_Instructions to follow_: Leaving out every picture, output the records below exactly as they are.
(Records provided begins)
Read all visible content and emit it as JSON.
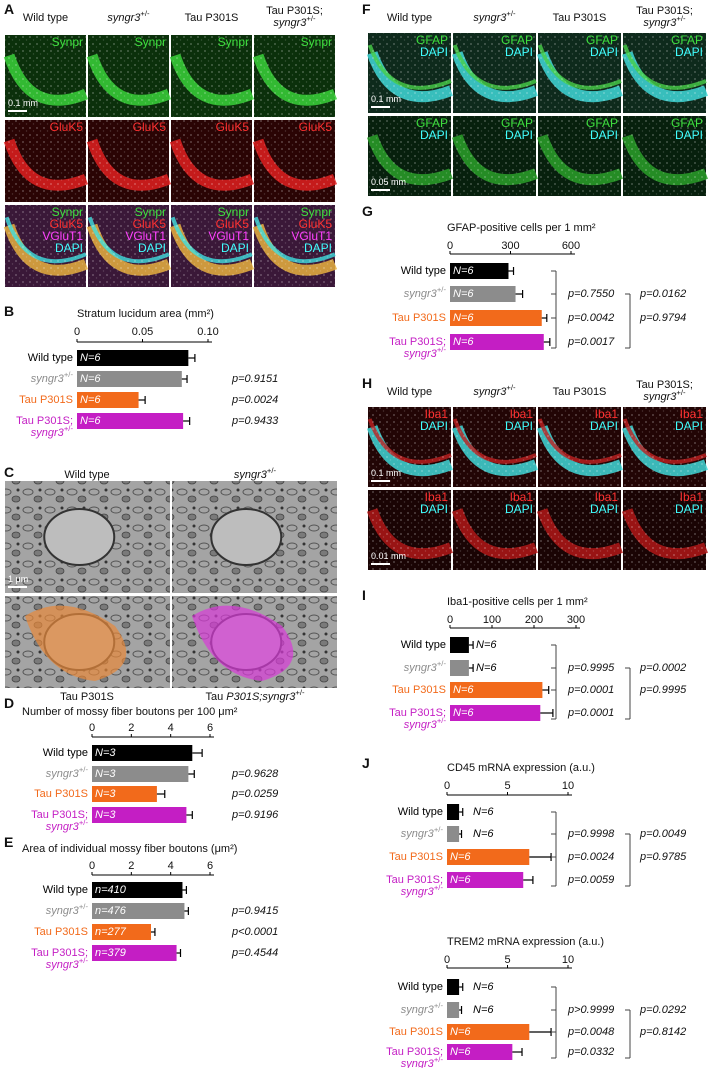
{
  "panel_letters": [
    "A",
    "B",
    "C",
    "D",
    "E",
    "F",
    "G",
    "H",
    "I",
    "J"
  ],
  "panel_A": {
    "columns": [
      "Wild type",
      "syngr3+/-",
      "Tau P301S",
      "Tau P301S; syngr3+/-"
    ],
    "rows": [
      [
        {
          "label": "Synpr",
          "color": "#3ee03e"
        }
      ],
      [
        {
          "label": "GluK5",
          "color": "#ff3030"
        }
      ],
      [
        {
          "label": "Synpr",
          "color": "#3ee03e"
        },
        {
          "label": "GluK5",
          "color": "#ff3030"
        },
        {
          "label": "VGluT1",
          "color": "#ff40ff"
        },
        {
          "label": "DAPI",
          "color": "#40ffff"
        }
      ]
    ],
    "scale_bar": "0.1 mm"
  },
  "panel_C": {
    "labels": [
      "Wild type",
      "syngr3+/-",
      "Tau P301S",
      "Tau P301S;syngr3+/-"
    ],
    "scale_bar": "1 μm"
  },
  "panel_F": {
    "columns": [
      "Wild type",
      "syngr3+/-",
      "Tau P301S",
      "Tau P301S; syngr3+/-"
    ],
    "rows": [
      [
        {
          "label": "GFAP",
          "color": "#3ee03e"
        },
        {
          "label": "DAPI",
          "color": "#40ffff"
        }
      ],
      [
        {
          "label": "GFAP",
          "color": "#3ee03e"
        },
        {
          "label": "DAPI",
          "color": "#40ffff"
        }
      ]
    ],
    "scale_bars": [
      "0.1 mm",
      "0.05 mm"
    ]
  },
  "panel_H": {
    "columns": [
      "Wild type",
      "syngr3+/-",
      "Tau P301S",
      "Tau P301S; syngr3+/-"
    ],
    "rows": [
      [
        {
          "label": "Iba1",
          "color": "#ff3030"
        },
        {
          "label": "DAPI",
          "color": "#40ffff"
        }
      ],
      [
        {
          "label": "Iba1",
          "color": "#ff3030"
        },
        {
          "label": "DAPI",
          "color": "#40ffff"
        }
      ]
    ],
    "scale_bars": [
      "0.1 mm",
      "0.01 mm"
    ]
  },
  "chart_data": [
    {
      "type": "hbar",
      "title": "Stratum lucidum area (mm²)",
      "categories": [
        "Wild type",
        "syngr3+/-",
        "Tau P301S",
        "Tau P301S; syngr3+/-"
      ],
      "colors": [
        "#000000",
        "#8c8c8c",
        "#f26a1b",
        "#c41ec4"
      ],
      "values": [
        0.085,
        0.08,
        0.047,
        0.081
      ],
      "errors": [
        0.005,
        0.004,
        0.005,
        0.005
      ],
      "bar_labels": [
        "N=6",
        "N=6",
        "N=6",
        "N=6"
      ],
      "p_values": [
        "p=0.9151",
        "p=0.0024",
        "p=0.9433"
      ],
      "xlim": [
        0,
        0.1
      ],
      "xticks": [
        0,
        0.05,
        {
          "value": 0.1,
          "label": "0.10"
        }
      ]
    },
    {
      "type": "hbar",
      "title": "Number of mossy fiber boutons per 100 μm²",
      "categories": [
        "Wild type",
        "syngr3+/-",
        "Tau P301S",
        "Tau P301S; syngr3+/-"
      ],
      "colors": [
        "#000000",
        "#8c8c8c",
        "#f26a1b",
        "#c41ec4"
      ],
      "values": [
        5.1,
        4.9,
        3.3,
        4.8
      ],
      "errors": [
        0.5,
        0.3,
        0.4,
        0.3
      ],
      "bar_labels": [
        "N=3",
        "N=3",
        "N=3",
        "N=3"
      ],
      "p_values": [
        "p=0.9628",
        "p=0.0259",
        "p=0.9196"
      ],
      "xlim": [
        0,
        6
      ],
      "xticks": [
        0,
        2,
        4,
        6
      ]
    },
    {
      "type": "hbar",
      "title": "Area of individual mossy fiber boutons (μm²)",
      "categories": [
        "Wild type",
        "syngr3+/-",
        "Tau P301S",
        "Tau P301S; syngr3+/-"
      ],
      "colors": [
        "#000000",
        "#8c8c8c",
        "#f26a1b",
        "#c41ec4"
      ],
      "values": [
        4.6,
        4.7,
        3.0,
        4.3
      ],
      "errors": [
        0.2,
        0.2,
        0.2,
        0.2
      ],
      "bar_labels": [
        "n=410",
        "n=476",
        "n=277",
        "n=379"
      ],
      "p_values": [
        "p=0.9415",
        "p<0.0001",
        "p=0.4544"
      ],
      "xlim": [
        0,
        6
      ],
      "xticks": [
        0,
        2,
        4,
        6
      ]
    },
    {
      "type": "hbar",
      "title": "GFAP-positive cells per 1 mm²",
      "categories": [
        "Wild type",
        "syngr3+/-",
        "Tau P301S",
        "Tau P301S; syngr3+/-"
      ],
      "colors": [
        "#000000",
        "#8c8c8c",
        "#f26a1b",
        "#c41ec4"
      ],
      "values": [
        290,
        325,
        455,
        465
      ],
      "errors": [
        25,
        35,
        25,
        30
      ],
      "bar_labels": [
        "N=6",
        "N=6",
        "N=6",
        "N=6"
      ],
      "p_values": [
        "p=0.7550",
        "p=0.0042",
        "p=0.0017"
      ],
      "p_values_2": [
        "p=0.0162",
        "p=0.9794"
      ],
      "xlim": [
        0,
        600
      ],
      "xticks": [
        0,
        300,
        600
      ]
    },
    {
      "type": "hbar",
      "title": "Iba1-positive cells per 1 mm²",
      "categories": [
        "Wild type",
        "syngr3+/-",
        "Tau P301S",
        "Tau P301S; syngr3+/-"
      ],
      "colors": [
        "#000000",
        "#8c8c8c",
        "#f26a1b",
        "#c41ec4"
      ],
      "values": [
        45,
        45,
        220,
        215
      ],
      "errors": [
        10,
        10,
        15,
        30
      ],
      "bar_labels": [
        "N=6",
        "N=6",
        "N=6",
        "N=6"
      ],
      "p_values": [
        "p=0.9995",
        "p=0.0001",
        "p=0.0001"
      ],
      "p_values_2": [
        "p=0.0002",
        "p=0.9995"
      ],
      "xlim": [
        0,
        300
      ],
      "xticks": [
        0,
        100,
        200,
        300
      ]
    },
    {
      "type": "hbar",
      "title": "CD45 mRNA expression  (a.u.)",
      "categories": [
        "Wild type",
        "syngr3+/-",
        "Tau P301S",
        "Tau P301S; syngr3+/-"
      ],
      "colors": [
        "#000000",
        "#8c8c8c",
        "#f26a1b",
        "#c41ec4"
      ],
      "values": [
        1,
        1,
        6.8,
        6.3
      ],
      "errors": [
        0.3,
        0.2,
        1.8,
        0.8
      ],
      "bar_labels": [
        "N=6",
        "N=6",
        "N=6",
        "N=6"
      ],
      "p_values": [
        "p=0.9998",
        "p=0.0024",
        "p=0.0059"
      ],
      "p_values_2": [
        "p=0.0049",
        "p=0.9785"
      ],
      "xlim": [
        0,
        10
      ],
      "xticks": [
        0,
        5,
        10
      ]
    },
    {
      "type": "hbar",
      "title": "TREM2 mRNA expression  (a.u.)",
      "categories": [
        "Wild type",
        "syngr3+/-",
        "Tau P301S",
        "Tau P301S; syngr3+/-"
      ],
      "colors": [
        "#000000",
        "#8c8c8c",
        "#f26a1b",
        "#c41ec4"
      ],
      "values": [
        1,
        1,
        6.8,
        5.4
      ],
      "errors": [
        0.3,
        0.2,
        1.8,
        0.8
      ],
      "bar_labels": [
        "N=6",
        "N=6",
        "N=6",
        "N=6"
      ],
      "p_values": [
        "p>0.9999",
        "p=0.0048",
        "p=0.0332"
      ],
      "p_values_2": [
        "p=0.0292",
        "p=0.8142"
      ],
      "xlim": [
        0,
        10
      ],
      "xticks": [
        0,
        5,
        10
      ]
    }
  ]
}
(Records provided ends)
_Response box_:
Read all visible content and emit it as JSON.
{
  "panel_letters": [
    "A",
    "B",
    "C",
    "D",
    "E",
    "F",
    "G",
    "H",
    "I",
    "J"
  ],
  "panel_A": {
    "columns": [
      "Wild type",
      "syngr3+/-",
      "Tau P301S",
      "Tau P301S; syngr3+/-"
    ],
    "rows": [
      [
        {
          "label": "Synpr",
          "color": "#3ee03e"
        }
      ],
      [
        {
          "label": "GluK5",
          "color": "#ff3030"
        }
      ],
      [
        {
          "label": "Synpr",
          "color": "#3ee03e"
        },
        {
          "label": "GluK5",
          "color": "#ff3030"
        },
        {
          "label": "VGluT1",
          "color": "#ff40ff"
        },
        {
          "label": "DAPI",
          "color": "#40ffff"
        }
      ]
    ],
    "scale_bar": "0.1 mm"
  },
  "panel_C": {
    "labels": [
      "Wild type",
      "syngr3+/-",
      "Tau P301S",
      "Tau P301S;syngr3+/-"
    ],
    "scale_bar": "1 μm"
  },
  "panel_F": {
    "columns": [
      "Wild type",
      "syngr3+/-",
      "Tau P301S",
      "Tau P301S; syngr3+/-"
    ],
    "rows": [
      [
        {
          "label": "GFAP",
          "color": "#3ee03e"
        },
        {
          "label": "DAPI",
          "color": "#40ffff"
        }
      ],
      [
        {
          "label": "GFAP",
          "color": "#3ee03e"
        },
        {
          "label": "DAPI",
          "color": "#40ffff"
        }
      ]
    ],
    "scale_bars": [
      "0.1 mm",
      "0.05 mm"
    ]
  },
  "panel_H": {
    "columns": [
      "Wild type",
      "syngr3+/-",
      "Tau P301S",
      "Tau P301S; syngr3+/-"
    ],
    "rows": [
      [
        {
          "label": "Iba1",
          "color": "#ff3030"
        },
        {
          "label": "DAPI",
          "color": "#40ffff"
        }
      ],
      [
        {
          "label": "Iba1",
          "color": "#ff3030"
        },
        {
          "label": "DAPI",
          "color": "#40ffff"
        }
      ]
    ],
    "scale_bars": [
      "0.1 mm",
      "0.01 mm"
    ]
  },
  "chart_data": [
    {
      "type": "hbar",
      "title": "Stratum lucidum area (mm²)",
      "categories": [
        "Wild type",
        "syngr3+/-",
        "Tau P301S",
        "Tau P301S; syngr3+/-"
      ],
      "colors": [
        "#000000",
        "#8c8c8c",
        "#f26a1b",
        "#c41ec4"
      ],
      "values": [
        0.085,
        0.08,
        0.047,
        0.081
      ],
      "errors": [
        0.005,
        0.004,
        0.005,
        0.005
      ],
      "bar_labels": [
        "N=6",
        "N=6",
        "N=6",
        "N=6"
      ],
      "p_values": [
        "p=0.9151",
        "p=0.0024",
        "p=0.9433"
      ],
      "xlim": [
        0,
        0.1
      ],
      "xticks": [
        0,
        0.05,
        {
          "value": 0.1,
          "label": "0.10"
        }
      ]
    },
    {
      "type": "hbar",
      "title": "Number of mossy fiber boutons per 100 μm²",
      "categories": [
        "Wild type",
        "syngr3+/-",
        "Tau P301S",
        "Tau P301S; syngr3+/-"
      ],
      "colors": [
        "#000000",
        "#8c8c8c",
        "#f26a1b",
        "#c41ec4"
      ],
      "values": [
        5.1,
        4.9,
        3.3,
        4.8
      ],
      "errors": [
        0.5,
        0.3,
        0.4,
        0.3
      ],
      "bar_labels": [
        "N=3",
        "N=3",
        "N=3",
        "N=3"
      ],
      "p_values": [
        "p=0.9628",
        "p=0.0259",
        "p=0.9196"
      ],
      "xlim": [
        0,
        6
      ],
      "xticks": [
        0,
        2,
        4,
        6
      ]
    },
    {
      "type": "hbar",
      "title": "Area of individual mossy fiber boutons (μm²)",
      "categories": [
        "Wild type",
        "syngr3+/-",
        "Tau P301S",
        "Tau P301S; syngr3+/-"
      ],
      "colors": [
        "#000000",
        "#8c8c8c",
        "#f26a1b",
        "#c41ec4"
      ],
      "values": [
        4.6,
        4.7,
        3.0,
        4.3
      ],
      "errors": [
        0.2,
        0.2,
        0.2,
        0.2
      ],
      "bar_labels": [
        "n=410",
        "n=476",
        "n=277",
        "n=379"
      ],
      "p_values": [
        "p=0.9415",
        "p<0.0001",
        "p=0.4544"
      ],
      "xlim": [
        0,
        6
      ],
      "xticks": [
        0,
        2,
        4,
        6
      ]
    },
    {
      "type": "hbar",
      "title": "GFAP-positive cells per 1 mm²",
      "categories": [
        "Wild type",
        "syngr3+/-",
        "Tau P301S",
        "Tau P301S; syngr3+/-"
      ],
      "colors": [
        "#000000",
        "#8c8c8c",
        "#f26a1b",
        "#c41ec4"
      ],
      "values": [
        290,
        325,
        455,
        465
      ],
      "errors": [
        25,
        35,
        25,
        30
      ],
      "bar_labels": [
        "N=6",
        "N=6",
        "N=6",
        "N=6"
      ],
      "p_values": [
        "p=0.7550",
        "p=0.0042",
        "p=0.0017"
      ],
      "p_values_2": [
        "p=0.0162",
        "p=0.9794"
      ],
      "xlim": [
        0,
        600
      ],
      "xticks": [
        0,
        300,
        600
      ]
    },
    {
      "type": "hbar",
      "title": "Iba1-positive cells per 1 mm²",
      "categories": [
        "Wild type",
        "syngr3+/-",
        "Tau P301S",
        "Tau P301S; syngr3+/-"
      ],
      "colors": [
        "#000000",
        "#8c8c8c",
        "#f26a1b",
        "#c41ec4"
      ],
      "values": [
        45,
        45,
        220,
        215
      ],
      "errors": [
        10,
        10,
        15,
        30
      ],
      "bar_labels": [
        "N=6",
        "N=6",
        "N=6",
        "N=6"
      ],
      "p_values": [
        "p=0.9995",
        "p=0.0001",
        "p=0.0001"
      ],
      "p_values_2": [
        "p=0.0002",
        "p=0.9995"
      ],
      "xlim": [
        0,
        300
      ],
      "xticks": [
        0,
        100,
        200,
        300
      ]
    },
    {
      "type": "hbar",
      "title": "CD45 mRNA expression  (a.u.)",
      "categories": [
        "Wild type",
        "syngr3+/-",
        "Tau P301S",
        "Tau P301S; syngr3+/-"
      ],
      "colors": [
        "#000000",
        "#8c8c8c",
        "#f26a1b",
        "#c41ec4"
      ],
      "values": [
        1,
        1,
        6.8,
        6.3
      ],
      "errors": [
        0.3,
        0.2,
        1.8,
        0.8
      ],
      "bar_labels": [
        "N=6",
        "N=6",
        "N=6",
        "N=6"
      ],
      "p_values": [
        "p=0.9998",
        "p=0.0024",
        "p=0.0059"
      ],
      "p_values_2": [
        "p=0.0049",
        "p=0.9785"
      ],
      "xlim": [
        0,
        10
      ],
      "xticks": [
        0,
        5,
        10
      ]
    },
    {
      "type": "hbar",
      "title": "TREM2 mRNA expression  (a.u.)",
      "categories": [
        "Wild type",
        "syngr3+/-",
        "Tau P301S",
        "Tau P301S; syngr3+/-"
      ],
      "colors": [
        "#000000",
        "#8c8c8c",
        "#f26a1b",
        "#c41ec4"
      ],
      "values": [
        1,
        1,
        6.8,
        5.4
      ],
      "errors": [
        0.3,
        0.2,
        1.8,
        0.8
      ],
      "bar_labels": [
        "N=6",
        "N=6",
        "N=6",
        "N=6"
      ],
      "p_values": [
        "p>0.9999",
        "p=0.0048",
        "p=0.0332"
      ],
      "p_values_2": [
        "p=0.0292",
        "p=0.8142"
      ],
      "xlim": [
        0,
        10
      ],
      "xticks": [
        0,
        5,
        10
      ]
    }
  ]
}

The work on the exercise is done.